** begin Provided data **

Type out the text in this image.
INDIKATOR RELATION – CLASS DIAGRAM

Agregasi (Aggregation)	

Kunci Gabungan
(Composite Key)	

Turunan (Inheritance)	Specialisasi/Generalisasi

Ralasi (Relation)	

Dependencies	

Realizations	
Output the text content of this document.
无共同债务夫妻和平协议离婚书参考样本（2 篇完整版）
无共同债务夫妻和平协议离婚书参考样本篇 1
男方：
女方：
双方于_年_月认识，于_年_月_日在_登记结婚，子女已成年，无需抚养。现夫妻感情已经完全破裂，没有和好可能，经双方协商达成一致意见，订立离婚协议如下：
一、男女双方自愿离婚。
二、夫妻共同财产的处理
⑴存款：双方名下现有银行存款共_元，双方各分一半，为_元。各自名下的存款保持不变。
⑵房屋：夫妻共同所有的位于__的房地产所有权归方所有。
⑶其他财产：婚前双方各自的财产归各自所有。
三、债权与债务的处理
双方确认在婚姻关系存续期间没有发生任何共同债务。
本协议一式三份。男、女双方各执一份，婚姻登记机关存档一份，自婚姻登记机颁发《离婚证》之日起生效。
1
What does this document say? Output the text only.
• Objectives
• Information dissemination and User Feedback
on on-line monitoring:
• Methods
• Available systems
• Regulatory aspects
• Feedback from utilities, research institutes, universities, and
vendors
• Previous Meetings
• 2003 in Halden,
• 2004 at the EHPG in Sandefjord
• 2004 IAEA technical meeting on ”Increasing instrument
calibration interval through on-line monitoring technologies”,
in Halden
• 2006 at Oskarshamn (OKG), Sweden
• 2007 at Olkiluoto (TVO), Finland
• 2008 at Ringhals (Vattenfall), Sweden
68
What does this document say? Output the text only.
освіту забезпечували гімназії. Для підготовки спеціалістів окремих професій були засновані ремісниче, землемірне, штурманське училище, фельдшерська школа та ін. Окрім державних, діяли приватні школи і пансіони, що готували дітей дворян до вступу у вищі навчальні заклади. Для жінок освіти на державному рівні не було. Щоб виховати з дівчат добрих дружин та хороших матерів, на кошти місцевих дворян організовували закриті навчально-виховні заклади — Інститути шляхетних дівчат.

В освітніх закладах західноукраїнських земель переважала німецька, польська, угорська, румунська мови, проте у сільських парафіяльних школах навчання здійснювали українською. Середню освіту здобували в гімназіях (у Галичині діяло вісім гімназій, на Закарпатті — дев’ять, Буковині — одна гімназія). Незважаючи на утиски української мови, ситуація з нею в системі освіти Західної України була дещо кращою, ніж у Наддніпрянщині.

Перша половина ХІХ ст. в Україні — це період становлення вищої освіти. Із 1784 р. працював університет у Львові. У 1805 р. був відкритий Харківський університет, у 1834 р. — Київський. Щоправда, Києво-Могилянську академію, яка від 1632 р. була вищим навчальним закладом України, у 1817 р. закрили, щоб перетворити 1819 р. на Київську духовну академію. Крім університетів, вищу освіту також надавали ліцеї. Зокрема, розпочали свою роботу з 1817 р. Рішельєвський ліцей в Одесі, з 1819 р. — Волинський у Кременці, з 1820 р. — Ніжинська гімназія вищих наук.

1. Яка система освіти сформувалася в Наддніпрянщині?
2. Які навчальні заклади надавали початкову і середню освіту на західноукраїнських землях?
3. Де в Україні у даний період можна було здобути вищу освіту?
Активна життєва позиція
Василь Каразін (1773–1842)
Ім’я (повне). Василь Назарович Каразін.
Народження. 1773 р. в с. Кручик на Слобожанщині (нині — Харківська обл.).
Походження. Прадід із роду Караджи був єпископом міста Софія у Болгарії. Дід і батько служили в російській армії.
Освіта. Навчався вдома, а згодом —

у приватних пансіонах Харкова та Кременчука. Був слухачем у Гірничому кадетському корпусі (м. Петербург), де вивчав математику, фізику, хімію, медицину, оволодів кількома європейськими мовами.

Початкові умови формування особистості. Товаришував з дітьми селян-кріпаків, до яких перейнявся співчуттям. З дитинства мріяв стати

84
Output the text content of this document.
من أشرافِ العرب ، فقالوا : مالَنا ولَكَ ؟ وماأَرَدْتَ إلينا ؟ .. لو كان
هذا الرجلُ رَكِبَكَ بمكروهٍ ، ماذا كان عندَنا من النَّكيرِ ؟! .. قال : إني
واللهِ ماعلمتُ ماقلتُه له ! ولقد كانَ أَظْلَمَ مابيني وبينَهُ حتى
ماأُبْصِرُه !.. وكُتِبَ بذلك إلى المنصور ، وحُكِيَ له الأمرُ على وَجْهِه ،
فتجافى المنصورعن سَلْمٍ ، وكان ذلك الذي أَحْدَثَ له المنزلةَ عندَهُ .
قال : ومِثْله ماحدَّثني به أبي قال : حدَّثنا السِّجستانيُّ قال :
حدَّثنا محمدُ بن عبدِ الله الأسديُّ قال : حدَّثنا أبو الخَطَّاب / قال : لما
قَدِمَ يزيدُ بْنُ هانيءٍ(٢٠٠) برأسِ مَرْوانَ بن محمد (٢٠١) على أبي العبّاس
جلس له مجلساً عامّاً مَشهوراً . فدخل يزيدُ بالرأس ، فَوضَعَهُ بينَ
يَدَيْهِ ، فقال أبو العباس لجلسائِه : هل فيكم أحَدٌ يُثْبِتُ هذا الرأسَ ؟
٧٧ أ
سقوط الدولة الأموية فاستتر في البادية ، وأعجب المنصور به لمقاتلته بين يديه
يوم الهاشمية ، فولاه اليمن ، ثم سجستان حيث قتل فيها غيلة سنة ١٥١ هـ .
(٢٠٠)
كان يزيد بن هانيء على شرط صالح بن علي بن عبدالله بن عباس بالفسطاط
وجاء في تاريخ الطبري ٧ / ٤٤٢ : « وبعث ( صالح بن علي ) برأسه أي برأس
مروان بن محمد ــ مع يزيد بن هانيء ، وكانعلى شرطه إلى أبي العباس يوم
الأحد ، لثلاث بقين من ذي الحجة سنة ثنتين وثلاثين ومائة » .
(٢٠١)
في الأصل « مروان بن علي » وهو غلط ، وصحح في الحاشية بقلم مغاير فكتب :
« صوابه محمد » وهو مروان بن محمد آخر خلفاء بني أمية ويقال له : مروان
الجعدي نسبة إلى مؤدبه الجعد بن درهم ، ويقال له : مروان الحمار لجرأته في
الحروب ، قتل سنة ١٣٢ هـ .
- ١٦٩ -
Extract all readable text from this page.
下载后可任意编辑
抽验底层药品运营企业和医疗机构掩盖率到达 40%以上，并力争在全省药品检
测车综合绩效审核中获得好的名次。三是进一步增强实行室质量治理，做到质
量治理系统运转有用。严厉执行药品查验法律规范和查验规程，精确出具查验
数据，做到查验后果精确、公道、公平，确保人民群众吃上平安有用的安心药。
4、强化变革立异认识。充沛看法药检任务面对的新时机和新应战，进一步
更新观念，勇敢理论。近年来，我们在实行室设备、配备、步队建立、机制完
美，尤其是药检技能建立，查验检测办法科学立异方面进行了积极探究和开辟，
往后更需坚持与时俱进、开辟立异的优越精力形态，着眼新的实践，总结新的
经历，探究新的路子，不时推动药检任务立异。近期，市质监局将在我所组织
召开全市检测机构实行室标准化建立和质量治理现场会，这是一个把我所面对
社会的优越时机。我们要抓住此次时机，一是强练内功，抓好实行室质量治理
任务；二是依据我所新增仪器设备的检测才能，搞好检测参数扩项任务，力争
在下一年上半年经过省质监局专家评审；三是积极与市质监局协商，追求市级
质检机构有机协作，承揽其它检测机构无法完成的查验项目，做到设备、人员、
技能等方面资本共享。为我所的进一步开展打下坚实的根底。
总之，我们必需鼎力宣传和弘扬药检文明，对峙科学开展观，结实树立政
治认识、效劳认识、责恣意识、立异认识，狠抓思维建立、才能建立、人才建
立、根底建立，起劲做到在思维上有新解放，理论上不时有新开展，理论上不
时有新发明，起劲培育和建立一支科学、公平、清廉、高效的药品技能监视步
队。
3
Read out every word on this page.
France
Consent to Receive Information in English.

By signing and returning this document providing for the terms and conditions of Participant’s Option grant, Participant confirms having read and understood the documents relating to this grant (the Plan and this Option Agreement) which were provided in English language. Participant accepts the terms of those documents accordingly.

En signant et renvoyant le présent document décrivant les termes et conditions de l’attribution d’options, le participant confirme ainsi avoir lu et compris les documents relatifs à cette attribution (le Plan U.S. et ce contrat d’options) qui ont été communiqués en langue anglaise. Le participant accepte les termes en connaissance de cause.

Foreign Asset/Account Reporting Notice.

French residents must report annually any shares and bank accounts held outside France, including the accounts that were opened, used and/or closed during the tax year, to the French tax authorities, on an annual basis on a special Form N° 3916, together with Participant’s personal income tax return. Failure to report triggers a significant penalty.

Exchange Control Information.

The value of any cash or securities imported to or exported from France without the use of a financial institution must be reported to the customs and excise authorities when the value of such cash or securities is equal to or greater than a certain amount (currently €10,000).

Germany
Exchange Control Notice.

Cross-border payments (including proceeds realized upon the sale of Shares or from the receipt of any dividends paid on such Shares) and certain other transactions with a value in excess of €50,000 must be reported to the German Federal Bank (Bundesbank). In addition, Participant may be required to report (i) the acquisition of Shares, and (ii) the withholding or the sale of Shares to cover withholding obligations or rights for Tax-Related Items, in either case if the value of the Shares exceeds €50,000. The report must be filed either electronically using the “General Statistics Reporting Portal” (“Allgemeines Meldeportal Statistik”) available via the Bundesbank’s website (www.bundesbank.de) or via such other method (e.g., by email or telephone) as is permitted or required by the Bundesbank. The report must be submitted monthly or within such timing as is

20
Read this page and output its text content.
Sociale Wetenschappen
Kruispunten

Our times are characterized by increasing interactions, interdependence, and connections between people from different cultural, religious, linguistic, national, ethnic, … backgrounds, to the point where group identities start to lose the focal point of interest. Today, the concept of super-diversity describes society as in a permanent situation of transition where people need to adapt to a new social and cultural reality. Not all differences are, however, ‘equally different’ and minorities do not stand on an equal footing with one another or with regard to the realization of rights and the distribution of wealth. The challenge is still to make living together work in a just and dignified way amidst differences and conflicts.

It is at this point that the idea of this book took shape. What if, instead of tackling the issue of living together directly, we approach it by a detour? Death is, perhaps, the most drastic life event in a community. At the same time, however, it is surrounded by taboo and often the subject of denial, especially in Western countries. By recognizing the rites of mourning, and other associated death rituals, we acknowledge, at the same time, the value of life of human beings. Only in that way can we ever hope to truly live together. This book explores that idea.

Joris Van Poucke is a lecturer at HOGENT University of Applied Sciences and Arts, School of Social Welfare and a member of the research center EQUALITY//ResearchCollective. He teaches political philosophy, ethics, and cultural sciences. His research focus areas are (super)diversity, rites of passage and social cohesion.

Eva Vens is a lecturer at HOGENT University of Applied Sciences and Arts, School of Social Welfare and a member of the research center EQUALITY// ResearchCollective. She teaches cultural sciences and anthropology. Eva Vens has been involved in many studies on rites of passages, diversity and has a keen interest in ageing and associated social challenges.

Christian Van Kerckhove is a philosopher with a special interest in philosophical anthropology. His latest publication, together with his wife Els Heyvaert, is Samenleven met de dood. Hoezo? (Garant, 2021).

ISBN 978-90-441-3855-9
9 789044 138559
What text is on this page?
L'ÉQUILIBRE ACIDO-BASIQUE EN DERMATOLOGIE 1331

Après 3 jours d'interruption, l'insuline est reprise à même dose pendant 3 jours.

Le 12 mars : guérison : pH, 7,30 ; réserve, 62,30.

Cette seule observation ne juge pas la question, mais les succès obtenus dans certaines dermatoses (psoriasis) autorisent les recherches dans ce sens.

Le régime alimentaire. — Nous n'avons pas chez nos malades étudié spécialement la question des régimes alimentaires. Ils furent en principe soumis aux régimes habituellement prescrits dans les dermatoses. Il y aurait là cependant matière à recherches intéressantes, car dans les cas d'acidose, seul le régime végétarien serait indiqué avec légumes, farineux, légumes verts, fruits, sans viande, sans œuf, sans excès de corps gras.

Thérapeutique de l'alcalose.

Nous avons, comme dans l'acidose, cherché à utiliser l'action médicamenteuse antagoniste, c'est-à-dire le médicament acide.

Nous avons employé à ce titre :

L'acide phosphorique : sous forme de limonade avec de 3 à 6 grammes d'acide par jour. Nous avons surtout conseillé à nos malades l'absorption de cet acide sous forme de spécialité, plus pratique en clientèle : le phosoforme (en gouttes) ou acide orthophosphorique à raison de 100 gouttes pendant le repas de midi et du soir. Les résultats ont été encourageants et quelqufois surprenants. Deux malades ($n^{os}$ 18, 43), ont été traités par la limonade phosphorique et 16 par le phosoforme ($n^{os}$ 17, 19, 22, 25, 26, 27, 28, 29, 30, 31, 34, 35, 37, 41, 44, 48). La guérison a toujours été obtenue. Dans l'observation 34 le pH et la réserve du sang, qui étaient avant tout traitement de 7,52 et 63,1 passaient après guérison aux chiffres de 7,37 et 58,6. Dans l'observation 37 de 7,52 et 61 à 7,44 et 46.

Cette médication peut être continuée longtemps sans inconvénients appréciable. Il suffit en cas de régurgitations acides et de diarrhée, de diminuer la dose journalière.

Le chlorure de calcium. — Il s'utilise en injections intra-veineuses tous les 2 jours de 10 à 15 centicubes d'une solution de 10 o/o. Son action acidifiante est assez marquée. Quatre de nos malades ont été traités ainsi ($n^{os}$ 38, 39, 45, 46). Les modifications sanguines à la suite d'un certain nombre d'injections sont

** end Provided data **

### What you will do
Tally the lines that hold the string "Наддніпрянщині" and state the total, nothing more.

### The reply
2